** Start **

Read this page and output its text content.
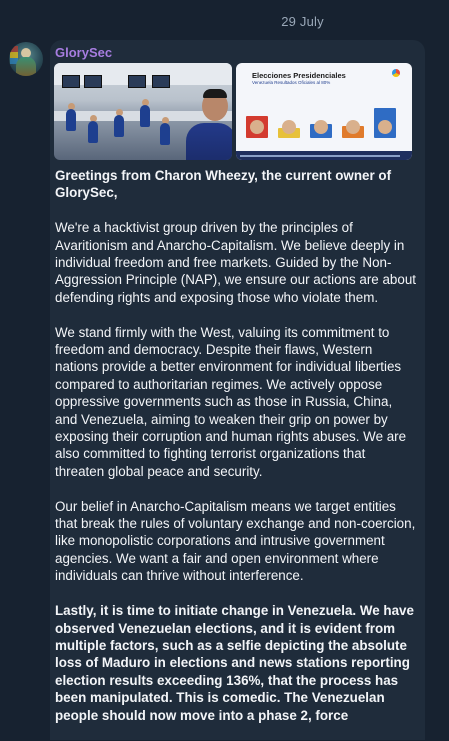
29 July
GlorySec
Elecciones Presidenciales
Venezuela Resultados Oficiales al 80%

Greetings from Charon Wheezy, the current owner of GlorySec,

We're a hacktivist group driven by the principles of Avaritionism and Anarcho-Capitalism. We believe deeply in individual freedom and free markets. Guided by the Non-Aggression Principle (NAP), we ensure our actions are about defending rights and exposing those who violate them.

We stand firmly with the West, valuing its commitment to freedom and democracy. Despite their flaws, Western nations provide a better environment for individual liberties compared to authoritarian regimes. We actively oppose oppressive governments such as those in Russia, China, and Venezuela, aiming to weaken their grip on power by exposing their corruption and human rights abuses. We are also committed to fighting terrorist organizations that threaten global peace and security.

Our belief in Anarcho-Capitalism means we target entities that break the rules of voluntary exchange and non-coercion, like monopolistic corporations and intrusive government agencies. We want a fair and open environment where individuals can thrive without interference.

Lastly, it is time to initiate change in Venezuela. We have observed Venezuelan elections, and it is evident from multiple factors, such as a selfie depicting the absolute loss of Maduro in elections and news stations reporting election results exceeding 136%, that the process has been manipulated. This is comedic. The Venezuelan people should now move into a phase 2, force
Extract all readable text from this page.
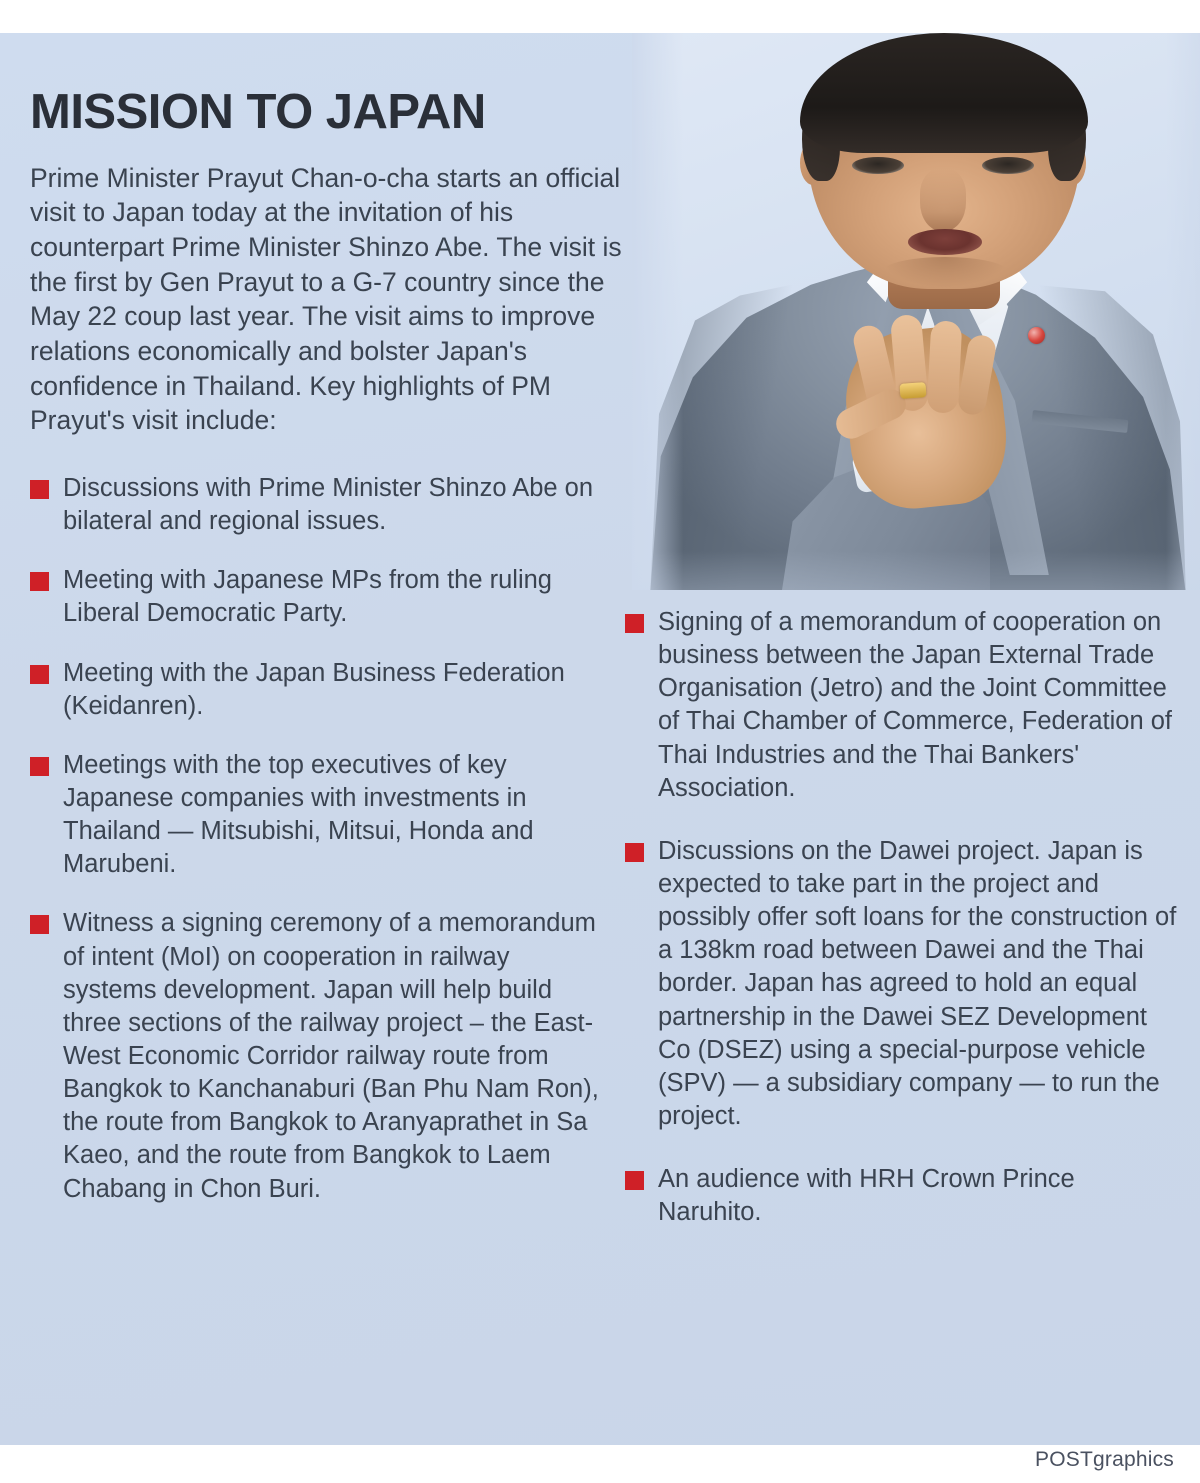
MISSION TO JAPAN

Prime Minister Prayut Chan-o-cha starts an official visit to Japan today at the invitation of his counterpart Prime Minister Shinzo Abe. The visit is the first by Gen Prayut to a G-7 country since the May 22 coup last year. The visit aims to improve relations economically and bolster Japan's confidence in Thailand. Key highlights of PM Prayut's visit include:

Discussions with Prime Minister Shinzo Abe on bilateral and regional issues.
Meeting with Japanese MPs from the ruling Liberal Democratic Party.
Meeting with the Japan Business Federation (Keidanren).
Meetings with the top executives of key Japanese companies with investments in Thailand — Mitsubishi, Mitsui, Honda and Marubeni.
Witness a signing ceremony of a memorandum of intent (MoI) on cooperation in railway systems development. Japan will help build three sections of the railway project – the East-West Economic Corridor railway route from Bangkok to Kanchanaburi (Ban Phu Nam Ron), the route from Bangkok to Aranyaprathet in Sa Kaeo, and the route from Bangkok to Laem Chabang in Chon Buri.
Signing of a memorandum of cooperation on business between the Japan External Trade Organisation (Jetro) and the Joint Committee of Thai Chamber of Commerce, Federation of Thai Industries and the Thai Bankers' Association.
Discussions on the Dawei project. Japan is expected to take part in the project and possibly offer soft loans for the construction of a 138km road between Dawei and the Thai border. Japan has agreed to hold an equal partnership in the Dawei SEZ Development Co (DSEZ) using a special-purpose vehicle (SPV) — a subsidiary company — to run the project.
An audience with HRH Crown Prince Naruhito.
POSTgraphics
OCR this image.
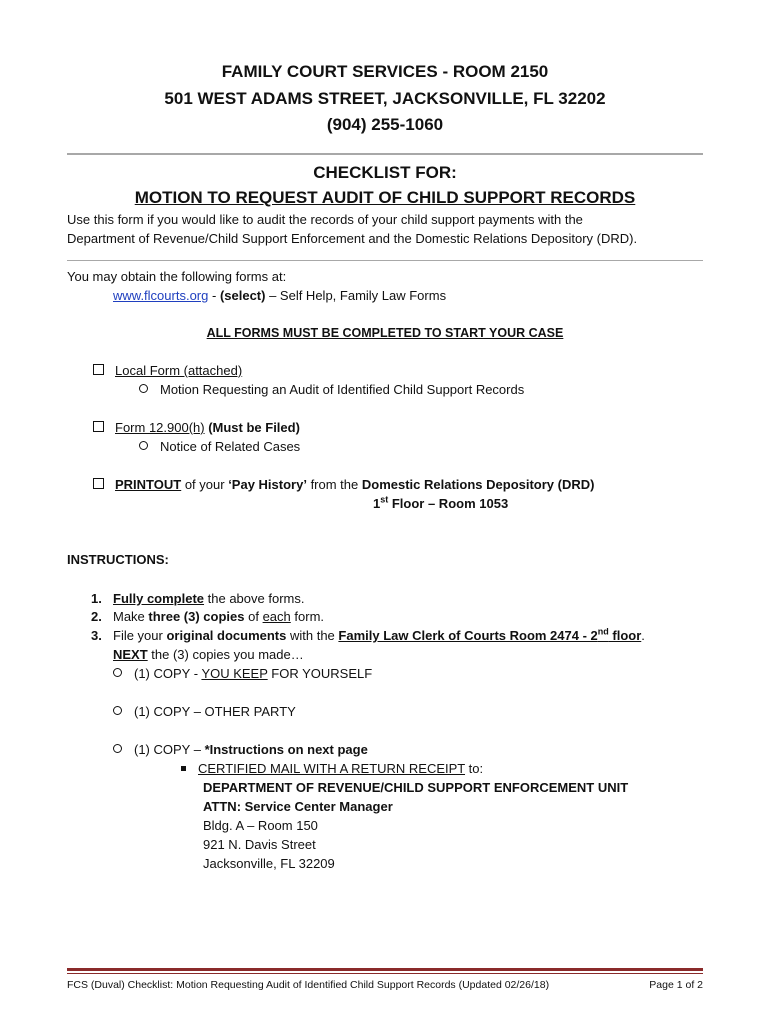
FAMILY COURT SERVICES - ROOM 2150
501 WEST ADAMS STREET, JACKSONVILLE, FL 32202
(904) 255-1060
CHECKLIST FOR:
MOTION TO REQUEST AUDIT OF CHILD SUPPORT RECORDS
Use this form if you would like to audit the records of your child support payments with the
Department of Revenue/Child Support Enforcement and the Domestic Relations Depository (DRD).
You may obtain the following forms at:
www.flcourts.org - (select) – Self Help, Family Law Forms
ALL FORMS MUST BE COMPLETED TO START YOUR CASE
Local Form (attached)
Motion Requesting an Audit of Identified Child Support Records
Form 12.900(h) (Must be Filed)
Notice of Related Cases
PRINTOUT of your ‘Pay History’ from the Domestic Relations Depository (DRD)
1st Floor – Room 1053
INSTRUCTIONS:
1. Fully complete the above forms.
2. Make three (3) copies of each form.
3. File your original documents with the Family Law Clerk of Courts Room 2474 - 2nd floor.
NEXT the (3) copies you made…
(1) COPY - YOU KEEP FOR YOURSELF
(1) COPY – OTHER PARTY
(1) COPY – *Instructions on next page
CERTIFIED MAIL WITH A RETURN RECEIPT to:
DEPARTMENT OF REVENUE/CHILD SUPPORT ENFORCEMENT UNIT
ATTN: Service Center Manager
Bldg. A – Room 150
921 N. Davis Street
Jacksonville, FL 32209
FCS (Duval) Checklist: Motion Requesting Audit of Identified Child Support Records (Updated 02/26/18)	Page 1 of 2
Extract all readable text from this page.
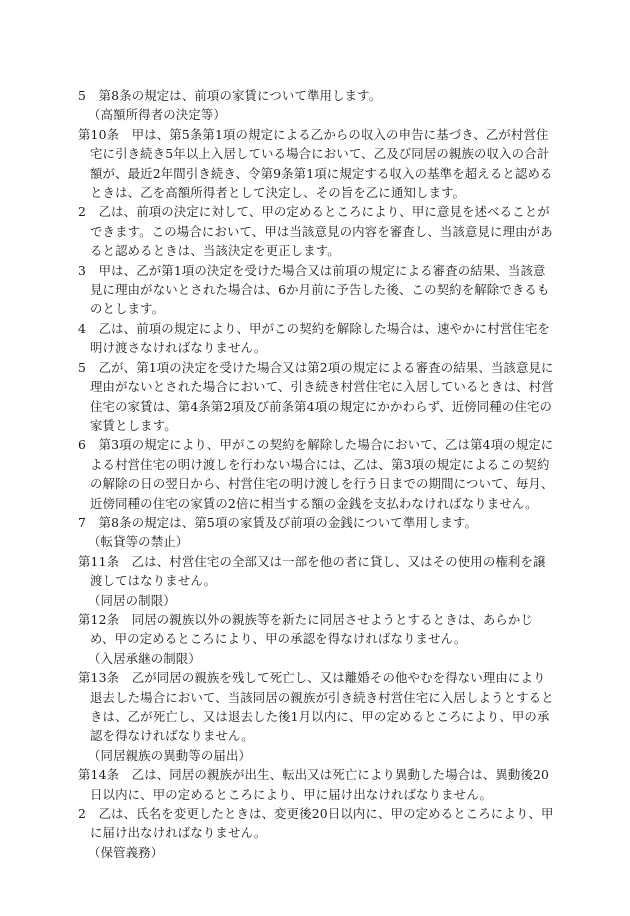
5　第8条の規定は、前項の家賃について準用します。

（高額所得者の決定等）

第10条　甲は、第5条第1項の規定による乙からの収入の申告に基づき、乙が村営住宅に引き続き5年以上入居している場合において、乙及び同居の親族の収入の合計額が、最近2年間引き続き、令第9条第1項に規定する収入の基準を超えると認めるときは、乙を高額所得者として決定し、その旨を乙に通知します。

2　乙は、前項の決定に対して、甲の定めるところにより、甲に意見を述べることができます。この場合において、甲は当該意見の内容を審査し、当該意見に理由があると認めるときは、当該決定を更正します。

3　甲は、乙が第1項の決定を受けた場合又は前項の規定による審査の結果、当該意見に理由がないとされた場合は、6か月前に予告した後、この契約を解除できるものとします。

4　乙は、前項の規定により、甲がこの契約を解除した場合は、速やかに村営住宅を明け渡さなければなりません。

5　乙が、第1項の決定を受けた場合又は第2項の規定による審査の結果、当該意見に理由がないとされた場合において、引き続き村営住宅に入居しているときは、村営住宅の家賃は、第4条第2項及び前条第4項の規定にかかわらず、近傍同種の住宅の家賃とします。

6　第3項の規定により、甲がこの契約を解除した場合において、乙は第4項の規定による村営住宅の明け渡しを行わない場合には、乙は、第3項の規定によるこの契約の解除の日の翌日から、村営住宅の明け渡しを行う日までの期間について、毎月、近傍同種の住宅の家賃の2倍に相当する額の金銭を支払わなければなりません。

7　第8条の規定は、第5項の家賃及び前項の金銭について準用します。

（転貸等の禁止）

第11条　乙は、村営住宅の全部又は一部を他の者に貸し、又はその使用の権利を譲渡してはなりません。

（同居の制限）

第12条　同居の親族以外の親族等を新たに同居させようとするときは、あらかじめ、甲の定めるところにより、甲の承認を得なければなりません。

（入居承継の制限）

第13条　乙が同居の親族を残して死亡し、又は離婚その他やむを得ない理由により退去した場合において、当該同居の親族が引き続き村営住宅に入居しようとするときは、乙が死亡し、又は退去した後1月以内に、甲の定めるところにより、甲の承認を得なければなりません。

（同居親族の異動等の届出）

第14条　乙は、同居の親族が出生、転出又は死亡により異動した場合は、異動後20日以内に、甲の定めるところにより、甲に届け出なければなりません。

2　乙は、氏名を変更したときは、変更後20日以内に、甲の定めるところにより、甲に届け出なければなりません。

（保管義務）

** End **

• _CHALLENGE_
Reproduce each line holding the word "甲に届け出なければなりません".

• _OUTPUT OF THE TASK_
第14条　乙は、同居の親族が出生、転出又は死亡により異動した場合は、異動後20日以内に、甲の定めるところにより、甲に届け出なければなりません。
2　乙は、氏名を変更したときは、変更後20日以内に、甲の定めるところにより、甲に届け出なければなりません。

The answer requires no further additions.